What you should do: Extract the complete data exactly as given.

## BEGIN Recorded data

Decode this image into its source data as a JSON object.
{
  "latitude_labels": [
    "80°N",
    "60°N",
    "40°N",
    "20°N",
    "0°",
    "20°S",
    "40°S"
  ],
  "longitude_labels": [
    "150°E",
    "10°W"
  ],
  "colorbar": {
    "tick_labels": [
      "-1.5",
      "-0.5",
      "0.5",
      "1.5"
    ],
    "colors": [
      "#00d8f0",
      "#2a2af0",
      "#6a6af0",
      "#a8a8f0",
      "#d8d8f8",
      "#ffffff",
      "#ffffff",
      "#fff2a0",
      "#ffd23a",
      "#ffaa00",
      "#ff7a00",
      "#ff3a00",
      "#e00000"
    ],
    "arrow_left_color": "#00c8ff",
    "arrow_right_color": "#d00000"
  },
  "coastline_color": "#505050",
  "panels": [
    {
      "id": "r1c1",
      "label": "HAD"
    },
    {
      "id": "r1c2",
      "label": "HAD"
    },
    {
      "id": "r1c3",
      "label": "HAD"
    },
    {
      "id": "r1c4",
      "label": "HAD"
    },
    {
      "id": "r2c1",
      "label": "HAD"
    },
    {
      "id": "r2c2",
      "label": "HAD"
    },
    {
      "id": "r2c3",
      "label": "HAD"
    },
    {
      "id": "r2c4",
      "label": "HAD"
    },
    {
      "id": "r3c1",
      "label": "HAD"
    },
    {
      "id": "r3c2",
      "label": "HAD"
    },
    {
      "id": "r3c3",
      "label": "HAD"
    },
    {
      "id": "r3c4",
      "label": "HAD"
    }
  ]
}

## END Recorded data

Output for this task:
Decode this image into its source data as a JSON object.
{
  "latitude_labels": [
    "80°N",
    "60°N",
    "40°N",
    "20°N",
    "0°",
    "20°S",
    "40°S"
  ],
  "longitude_labels": [
    "150°E",
    "10°W"
  ],
  "colorbar": {
    "tick_labels": [
      "-1.5",
      "-0.5",
      "0.5",
      "1.5"
    ],
    "colors": [
      "#00d8f0",
      "#2a2af0",
      "#6a6af0",
      "#a8a8f0",
      "#d8d8f8",
      "#ffffff",
      "#ffffff",
      "#fff2a0",
      "#ffd23a",
      "#ffaa00",
      "#ff7a00",
      "#ff3a00",
      "#e00000"
    ],
    "arrow_left_color": "#00c8ff",
    "arrow_right_color": "#d00000"
  },
  "coastline_color": "#505050",
  "panels": [
    {
      "id": "r1c1",
      "label": "HAD"
    },
    {
      "id": "r1c2",
      "label": "HAD"
    },
    {
      "id": "r1c3",
      "label": "HAD"
    },
    {
      "id": "r1c4",
      "label": "HAD"
    },
    {
      "id": "r2c1",
      "label": "HAD"
    },
    {
      "id": "r2c2",
      "label": "HAD"
    },
    {
      "id": "r2c3",
      "label": "HAD"
    },
    {
      "id": "r2c4",
      "label": "HAD"
    },
    {
      "id": "r3c1",
      "label": "HAD"
    },
    {
      "id": "r3c2",
      "label": "HAD"
    },
    {
      "id": "r3c3",
      "label": "HAD"
    },
    {
      "id": "r3c4",
      "label": "HAD"
    }
  ]
}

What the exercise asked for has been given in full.